* _WHAT THE EXERCISE ASKS_:
Transcribe all of the material exactly. Any picture in it should be left out.
◆ ◆ ◆ ◆ ◆ ◆ ◆
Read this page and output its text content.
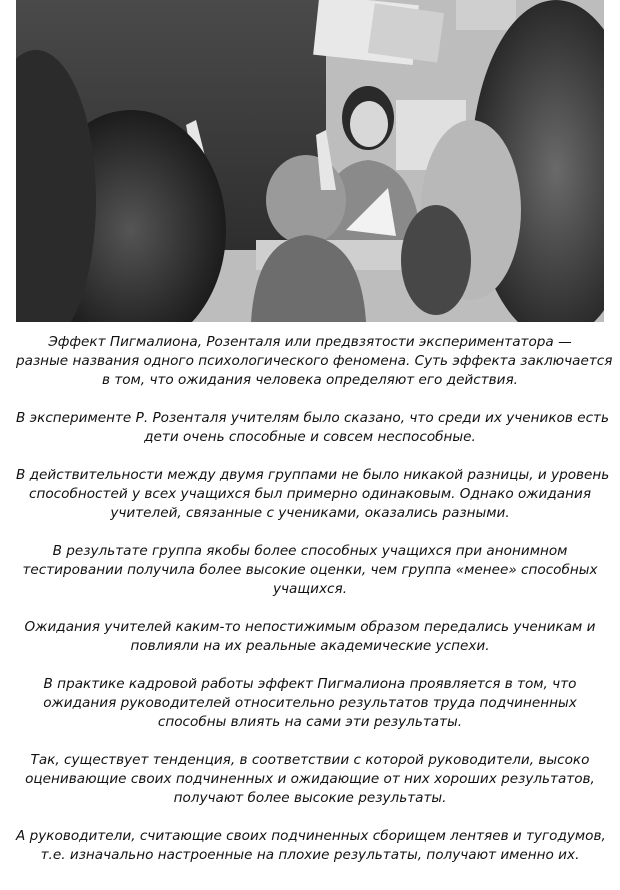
Эффект Пигмалиона, Розенталя или предвзятости экспериментатора —
разные названия одного психологического феномена. Суть эффекта заключается
в том, что ожидания человека определяют его действия.

В эксперименте Р. Розенталя учителям было сказано, что среди их учеников есть
дети очень способные и совсем неспособные.

В действительности между двумя группами не было никакой разницы, и уровень
способностей у всех учащихся был примерно одинаковым. Однако ожидания
учителей, связанные с учениками, оказались разными.

В результате группа якобы более способных учащихся при анонимном
тестировании получила более высокие оценки, чем группа «менее» способных
учащихся.

Ожидания учителей каким-то непостижимым образом передались ученикам и
повлияли на их реальные академические успехи.

В практике кадровой работы эффект Пигмалиона проявляется в том, что
ожидания руководителей относительно результатов труда подчиненных
способны влиять на сами эти результаты.

Так, существует тенденция, в соответствии с которой руководители, высоко
оценивающие своих подчиненных и ожидающие от них хороших результатов,
получают более высокие результаты.

А руководители, считающие своих подчиненных сборищем лентяев и тугодумов,
т.е. изначально настроенные на плохие результаты, получают именно их.
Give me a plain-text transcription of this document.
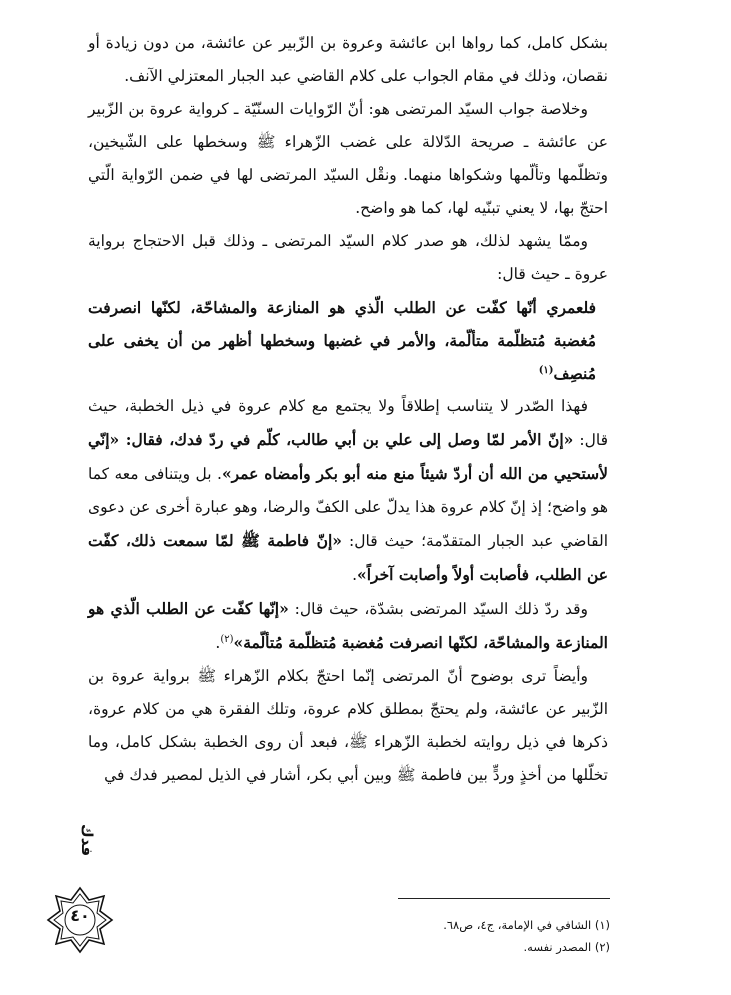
بشكل كامل، كما رواها ابن عائشة وعروة بن الزّبير عن عائشة، من دون زيادة أو نقصان، وذلك في مقام الجواب على كلام القاضي عبد الجبار المعتزلي الآنف.

وخلاصة جواب السيّد المرتضى هو: أنّ الرّوايات السنّيّة ـ كرواية عروة بن الزّبير عن عائشة ـ صريحة الدّلالة على غضب الزّهراء ﷺ وسخطها على الشّيخين، وتظلّمها وتألّمها وشكواها منهما. ونقْل السيّد المرتضى لها في ضمن الرّواية الّتي احتجّ بها، لا يعني تبنّيه لها، كما هو واضح.

وممّا يشهد لذلك، هو صدر كلام السيّد المرتضى ـ وذلك قبل الاحتجاج برواية عروة ـ حيث قال:

فلعمري أنّها كفّت عن الطلب الّذي هو المنازعة والمشاحّة، لكنّها انصرفت مُغضبة مُتظلّمة متألّمة، والأمر في غضبها وسخطها أظهر من أن يخفى على مُنصِف$^{(١)}$

فهذا الصّدر لا يتناسب إطلاقاً ولا يجتمع مع كلام عروة في ذيل الخطبة، حيث قال: «إنّ الأمر لمّا وصل إلى علي بن أبي طالب، كلّم في ردّ فدك، فقال: «إنّي لأستحيي من الله أن أردّ شيئاً منع منه أبو بكر وأمضاه عمر». بل ويتنافى معه كما هو واضح؛ إذ إنّ كلام عروة هذا يدلّ على الكفّ والرضا، وهو عبارة أخرى عن دعوى القاضي عبد الجبار المتقدّمة؛ حيث قال: «إنّ فاطمة ﷺ لمّا سمعت ذلك، كفّت عن الطلب، فأصابت أولاً وأصابت آخراً».

وقد ردّ ذلك السيّد المرتضى بشدّة، حيث قال: «إنّها كفّت عن الطلب الّذي هو المنازعة والمشاحّة، لكنّها انصرفت مُغضبة مُتظلّمة مُتألّمة»$^{(٢)}$.

وأيضاً ترى بوضوح أنّ المرتضى إنّما احتجّ بكلام الزّهراء ﷺ برواية عروة بن الزّبير عن عائشة، ولم يحتجّ بمطلق كلام عروة، وتلك الفقرة هي من كلام عروة، ذكرها في ذيل روايته لخطبة الزّهراء ﷺ، فبعد أن روى الخطبة بشكل كامل، وما تخلّلها من أخذٍ وردٍّ بين فاطمة ﷺ وبين أبي بكر، أشار في الذيل لمصير فدك في

فدك
(١) الشافي في الإمامة، ج٤، ص٦٨.
(٢) المصدر نفسه.
٤٠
◆ ◆ ◆ ◆ ◆ ◆ ◆
* _COMPLETED TASK_:
Read this page and output its text content.
Эффект Пигмалиона, Розенталя или предвзятости экспериментатора —
разные названия одного психологического феномена. Суть эффекта заключается
в том, что ожидания человека определяют его действия.

В эксперименте Р. Розенталя учителям было сказано, что среди их учеников есть
дети очень способные и совсем неспособные.

В действительности между двумя группами не было никакой разницы, и уровень
способностей у всех учащихся был примерно одинаковым. Однако ожидания
учителей, связанные с учениками, оказались разными.

В результате группа якобы более способных учащихся при анонимном
тестировании получила более высокие оценки, чем группа «менее» способных
учащихся.

Ожидания учителей каким-то непостижимым образом передались ученикам и
повлияли на их реальные академические успехи.

В практике кадровой работы эффект Пигмалиона проявляется в том, что
ожидания руководителей относительно результатов труда подчиненных
способны влиять на сами эти результаты.

Так, существует тенденция, в соответствии с которой руководители, высоко
оценивающие своих подчиненных и ожидающие от них хороших результатов,
получают более высокие результаты.

А руководители, считающие своих подчиненных сборищем лентяев и тугодумов,
т.е. изначально настроенные на плохие результаты, получают именно их.
Give me a plain-text transcription of this document.
بشكل كامل، كما رواها ابن عائشة وعروة بن الزّبير عن عائشة، من دون زيادة أو نقصان، وذلك في مقام الجواب على كلام القاضي عبد الجبار المعتزلي الآنف.

وخلاصة جواب السيّد المرتضى هو: أنّ الرّوايات السنّيّة ـ كرواية عروة بن الزّبير عن عائشة ـ صريحة الدّلالة على غضب الزّهراء ﷺ وسخطها على الشّيخين، وتظلّمها وتألّمها وشكواها منهما. ونقْل السيّد المرتضى لها في ضمن الرّواية الّتي احتجّ بها، لا يعني تبنّيه لها، كما هو واضح.

وممّا يشهد لذلك، هو صدر كلام السيّد المرتضى ـ وذلك قبل الاحتجاج برواية عروة ـ حيث قال:

فلعمري أنّها كفّت عن الطلب الّذي هو المنازعة والمشاحّة، لكنّها انصرفت مُغضبة مُتظلّمة متألّمة، والأمر في غضبها وسخطها أظهر من أن يخفى على مُنصِف$^{(١)}$

فهذا الصّدر لا يتناسب إطلاقاً ولا يجتمع مع كلام عروة في ذيل الخطبة، حيث قال: «إنّ الأمر لمّا وصل إلى علي بن أبي طالب، كلّم في ردّ فدك، فقال: «إنّي لأستحيي من الله أن أردّ شيئاً منع منه أبو بكر وأمضاه عمر». بل ويتنافى معه كما هو واضح؛ إذ إنّ كلام عروة هذا يدلّ على الكفّ والرضا، وهو عبارة أخرى عن دعوى القاضي عبد الجبار المتقدّمة؛ حيث قال: «إنّ فاطمة ﷺ لمّا سمعت ذلك، كفّت عن الطلب، فأصابت أولاً وأصابت آخراً».

وقد ردّ ذلك السيّد المرتضى بشدّة، حيث قال: «إنّها كفّت عن الطلب الّذي هو المنازعة والمشاحّة، لكنّها انصرفت مُغضبة مُتظلّمة مُتألّمة»$^{(٢)}$.

وأيضاً ترى بوضوح أنّ المرتضى إنّما احتجّ بكلام الزّهراء ﷺ برواية عروة بن الزّبير عن عائشة، ولم يحتجّ بمطلق كلام عروة، وتلك الفقرة هي من كلام عروة، ذكرها في ذيل روايته لخطبة الزّهراء ﷺ، فبعد أن روى الخطبة بشكل كامل، وما تخلّلها من أخذٍ وردٍّ بين فاطمة ﷺ وبين أبي بكر، أشار في الذيل لمصير فدك في

فدك
(١) الشافي في الإمامة، ج٤، ص٦٨.
(٢) المصدر نفسه.
٤٠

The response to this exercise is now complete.